### Stored records

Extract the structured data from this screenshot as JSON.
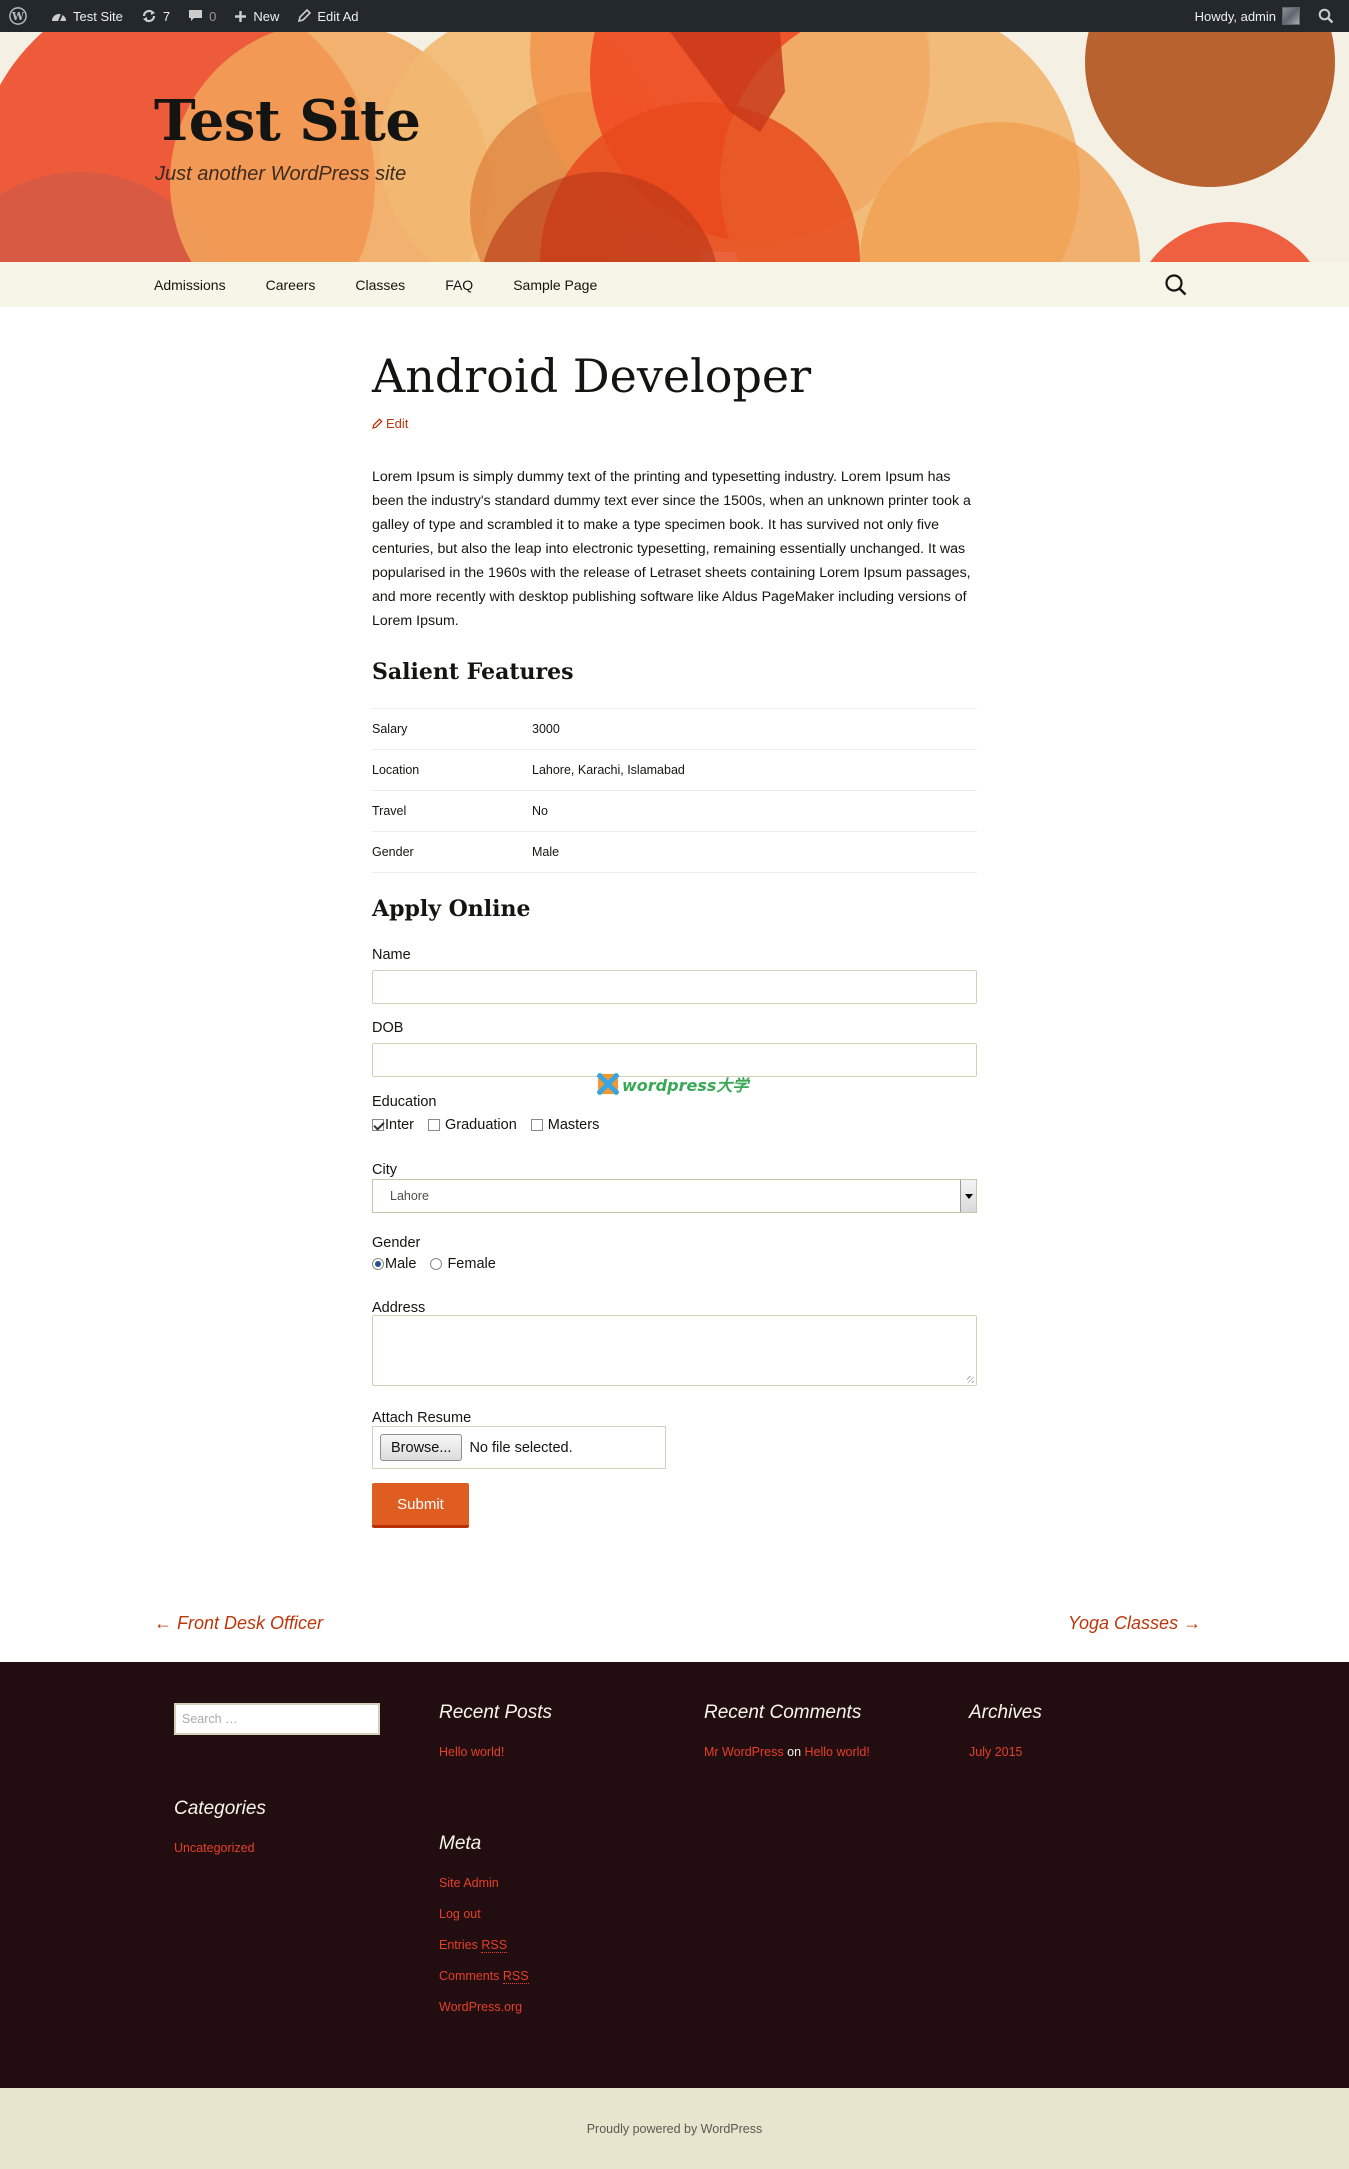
{
  "adminbar": {
    "site_name": "Test Site",
    "updates_count": "7",
    "comments_count": "0",
    "new_label": "New",
    "edit_label": "Edit Ad",
    "howdy": "Howdy, admin"
  },
  "header": {
    "title": "Test Site",
    "description": "Just another WordPress site"
  },
  "nav": {
    "items": [
      "Admissions",
      "Careers",
      "Classes",
      "FAQ",
      "Sample Page"
    ]
  },
  "post": {
    "title": "Android Developer",
    "edit": "Edit",
    "intro": "Lorem Ipsum is simply dummy text of the printing and typesetting industry. Lorem Ipsum has been the industry's standard dummy text ever since the 1500s, when an unknown printer took a galley of type and scrambled it to make a type specimen book. It has survived not only five centuries, but also the leap into electronic typesetting, remaining essentially unchanged. It was popularised in the 1960s with the release of Letraset sheets containing Lorem Ipsum passages, and more recently with desktop publishing software like Aldus PageMaker including versions of Lorem Ipsum.",
    "features_heading": "Salient Features",
    "features": [
      {
        "key": "Salary",
        "value": "3000"
      },
      {
        "key": "Location",
        "value": "Lahore, Karachi, Islamabad"
      },
      {
        "key": "Travel",
        "value": "No"
      },
      {
        "key": "Gender",
        "value": "Male"
      }
    ]
  },
  "form": {
    "heading": "Apply Online",
    "name_label": "Name",
    "dob_label": "DOB",
    "education_label": "Education",
    "education_options": [
      {
        "label": "Inter",
        "checked": true
      },
      {
        "label": "Graduation",
        "checked": false
      },
      {
        "label": "Masters",
        "checked": false
      }
    ],
    "city_label": "City",
    "city_value": "Lahore",
    "gender_label": "Gender",
    "gender_options": [
      {
        "label": "Male",
        "checked": true
      },
      {
        "label": "Female",
        "checked": false
      }
    ],
    "address_label": "Address",
    "resume_label": "Attach Resume",
    "browse_label": "Browse...",
    "file_status": "No file selected.",
    "submit_label": "Submit"
  },
  "watermark": "wordpress大学",
  "post_nav": {
    "prev": "← Front Desk Officer",
    "next": "Yoga Classes →"
  },
  "footer": {
    "search_placeholder": "Search …",
    "recent_posts_title": "Recent Posts",
    "recent_posts": [
      "Hello world!"
    ],
    "recent_comments_title": "Recent Comments",
    "recent_comment": {
      "author": "Mr WordPress",
      "on": "on",
      "post": "Hello world!"
    },
    "archives_title": "Archives",
    "archives": [
      "July 2015"
    ],
    "categories_title": "Categories",
    "categories": [
      "Uncategorized"
    ],
    "meta_title": "Meta",
    "meta": {
      "site_admin": "Site Admin",
      "log_out": "Log out",
      "entries_prefix": "Entries ",
      "comments_prefix": "Comments ",
      "rss": "RSS",
      "wordpress_org": "WordPress.org"
    },
    "credit": "Proudly powered by WordPress"
  },
  "colors": {
    "accent": "#bc360a",
    "button": "#e05d22",
    "footer_bg": "#220e10",
    "link_footer": "#e63f2a"
  }
}
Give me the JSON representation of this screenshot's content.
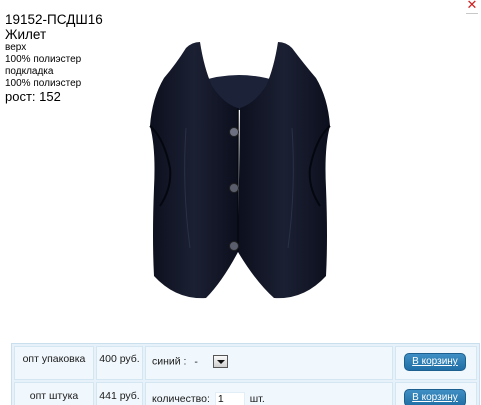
{
  "product": {
    "sku": "19152-ПСДШ16",
    "name": "Жилет",
    "material_lines": [
      "верх",
      "100% полиэстер",
      "подкладка",
      "100% полиэстер"
    ],
    "height": "рост: 152"
  },
  "close_icon": "close-icon",
  "order": {
    "rows": [
      {
        "label": "опт упаковка",
        "price": "400 руб.",
        "option_label": "синий :",
        "option_value": "-",
        "button": "В корзину"
      },
      {
        "label": "опт штука",
        "price": "441 руб.",
        "quantity_label": "количество:",
        "quantity_value": "1",
        "unit": "шт.",
        "button": "В корзину"
      }
    ]
  },
  "colors": {
    "table_bg": "#e6f1f9",
    "cell_bg": "#f1f8fd",
    "button_bg": "#2a7db6",
    "close_red": "#d02020"
  }
}
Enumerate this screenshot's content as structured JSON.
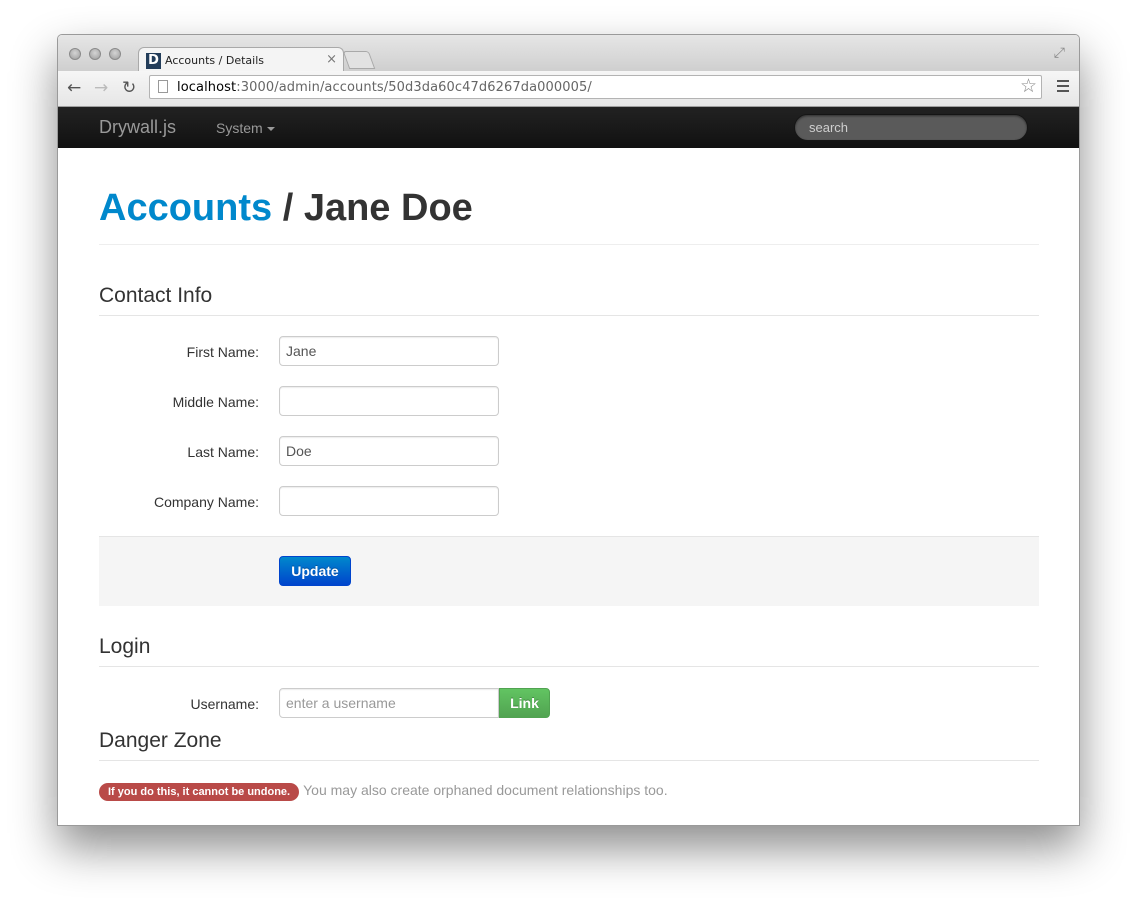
{
  "browser": {
    "tab_title": "Accounts / Details",
    "favicon_letter": "D",
    "url_host": "localhost",
    "url_path": ":3000/admin/accounts/50d3da60c47d6267da000005/"
  },
  "navbar": {
    "brand": "Drywall.js",
    "system_menu": "System",
    "search_placeholder": "search"
  },
  "header": {
    "breadcrumb_link": "Accounts",
    "separator": " / ",
    "name": "Jane Doe"
  },
  "contact": {
    "title": "Contact Info",
    "fields": [
      {
        "label": "First Name:",
        "value": "Jane"
      },
      {
        "label": "Middle Name:",
        "value": ""
      },
      {
        "label": "Last Name:",
        "value": "Doe"
      },
      {
        "label": "Company Name:",
        "value": ""
      }
    ],
    "update_label": "Update"
  },
  "login": {
    "title": "Login",
    "username_label": "Username:",
    "username_placeholder": "enter a username",
    "link_label": "Link"
  },
  "danger": {
    "title": "Danger Zone",
    "warning_badge": "If you do this, it cannot be undone.",
    "note": "You may also create orphaned document relationships too."
  }
}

### DIRECTIONS
Answer with one number: how many lines of the entries above include the word "content".

### SOLUTION
2